───── Given records ─────

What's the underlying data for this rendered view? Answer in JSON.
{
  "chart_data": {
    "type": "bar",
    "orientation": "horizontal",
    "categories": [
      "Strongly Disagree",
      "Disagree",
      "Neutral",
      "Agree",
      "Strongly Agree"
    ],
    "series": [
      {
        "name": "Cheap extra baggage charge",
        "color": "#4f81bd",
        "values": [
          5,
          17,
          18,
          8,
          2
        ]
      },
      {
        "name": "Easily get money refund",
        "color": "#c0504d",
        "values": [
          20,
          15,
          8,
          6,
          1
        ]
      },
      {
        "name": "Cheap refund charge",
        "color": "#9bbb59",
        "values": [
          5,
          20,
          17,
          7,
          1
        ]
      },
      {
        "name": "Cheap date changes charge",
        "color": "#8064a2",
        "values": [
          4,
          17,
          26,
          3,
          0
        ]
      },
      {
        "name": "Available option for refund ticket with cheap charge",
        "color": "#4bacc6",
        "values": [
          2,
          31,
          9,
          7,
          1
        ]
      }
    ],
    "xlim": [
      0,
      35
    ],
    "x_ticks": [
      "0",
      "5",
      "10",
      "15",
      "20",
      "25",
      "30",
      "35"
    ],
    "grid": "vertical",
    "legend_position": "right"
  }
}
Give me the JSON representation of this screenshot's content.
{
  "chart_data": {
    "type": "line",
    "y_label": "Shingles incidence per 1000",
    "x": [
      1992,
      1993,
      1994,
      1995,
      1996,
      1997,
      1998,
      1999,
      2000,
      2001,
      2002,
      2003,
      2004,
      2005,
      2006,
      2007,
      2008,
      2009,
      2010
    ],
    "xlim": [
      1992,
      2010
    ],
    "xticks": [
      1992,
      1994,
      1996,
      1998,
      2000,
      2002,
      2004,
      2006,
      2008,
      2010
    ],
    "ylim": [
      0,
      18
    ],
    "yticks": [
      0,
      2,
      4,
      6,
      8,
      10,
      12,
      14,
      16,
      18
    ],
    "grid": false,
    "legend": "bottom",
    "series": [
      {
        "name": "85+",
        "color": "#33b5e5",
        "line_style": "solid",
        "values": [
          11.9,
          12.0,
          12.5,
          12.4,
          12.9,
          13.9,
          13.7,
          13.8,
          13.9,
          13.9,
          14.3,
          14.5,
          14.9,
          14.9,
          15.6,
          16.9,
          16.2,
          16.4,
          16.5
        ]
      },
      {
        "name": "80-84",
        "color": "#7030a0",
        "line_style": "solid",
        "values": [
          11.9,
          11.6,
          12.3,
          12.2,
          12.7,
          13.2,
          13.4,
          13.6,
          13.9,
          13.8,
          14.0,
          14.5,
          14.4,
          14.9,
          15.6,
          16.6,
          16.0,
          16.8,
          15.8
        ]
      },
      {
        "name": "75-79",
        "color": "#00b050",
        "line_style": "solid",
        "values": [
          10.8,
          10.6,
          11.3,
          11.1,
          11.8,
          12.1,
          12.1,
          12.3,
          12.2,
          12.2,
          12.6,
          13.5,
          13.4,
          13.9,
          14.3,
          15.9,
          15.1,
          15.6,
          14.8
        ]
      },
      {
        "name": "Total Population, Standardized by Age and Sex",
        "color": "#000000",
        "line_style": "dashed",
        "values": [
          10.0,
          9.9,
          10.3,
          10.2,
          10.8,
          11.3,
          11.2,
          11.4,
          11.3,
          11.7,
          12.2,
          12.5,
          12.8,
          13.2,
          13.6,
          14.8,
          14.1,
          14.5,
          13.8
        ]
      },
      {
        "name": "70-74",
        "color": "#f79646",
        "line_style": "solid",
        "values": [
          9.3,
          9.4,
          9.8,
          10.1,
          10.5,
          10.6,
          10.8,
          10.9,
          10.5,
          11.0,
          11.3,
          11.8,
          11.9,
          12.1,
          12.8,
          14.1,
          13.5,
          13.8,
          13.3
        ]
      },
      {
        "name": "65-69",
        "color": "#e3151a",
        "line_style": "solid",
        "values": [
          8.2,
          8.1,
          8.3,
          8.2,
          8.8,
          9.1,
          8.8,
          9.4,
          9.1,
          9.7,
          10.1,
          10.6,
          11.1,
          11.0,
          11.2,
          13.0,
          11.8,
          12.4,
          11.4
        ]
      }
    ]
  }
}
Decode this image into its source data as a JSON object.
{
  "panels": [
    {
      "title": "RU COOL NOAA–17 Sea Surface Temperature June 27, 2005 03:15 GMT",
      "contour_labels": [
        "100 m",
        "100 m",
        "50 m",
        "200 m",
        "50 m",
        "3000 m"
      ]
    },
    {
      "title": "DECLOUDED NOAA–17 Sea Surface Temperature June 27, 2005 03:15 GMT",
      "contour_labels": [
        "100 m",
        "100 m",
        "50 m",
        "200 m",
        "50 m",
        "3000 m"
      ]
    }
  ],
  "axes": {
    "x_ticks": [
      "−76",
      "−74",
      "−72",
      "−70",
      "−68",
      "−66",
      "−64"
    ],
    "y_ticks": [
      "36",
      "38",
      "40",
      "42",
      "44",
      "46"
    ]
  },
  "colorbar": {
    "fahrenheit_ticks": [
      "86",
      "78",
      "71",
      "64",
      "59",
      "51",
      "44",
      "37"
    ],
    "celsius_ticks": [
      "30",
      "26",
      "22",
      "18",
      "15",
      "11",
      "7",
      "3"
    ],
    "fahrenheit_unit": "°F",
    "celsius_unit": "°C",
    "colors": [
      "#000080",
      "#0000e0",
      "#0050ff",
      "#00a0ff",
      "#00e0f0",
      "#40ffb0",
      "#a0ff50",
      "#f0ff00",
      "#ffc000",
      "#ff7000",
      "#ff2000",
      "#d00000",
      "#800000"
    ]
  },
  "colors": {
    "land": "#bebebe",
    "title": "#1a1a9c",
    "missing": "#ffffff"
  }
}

─────

> Exercise: Copy each line of the preceding data that contains the string "JSON".

> Task response:
What's the underlying data for this rendered view? Answer in JSON.
Give me the JSON representation of this screenshot's content.
Decode this image into its source data as a JSON object.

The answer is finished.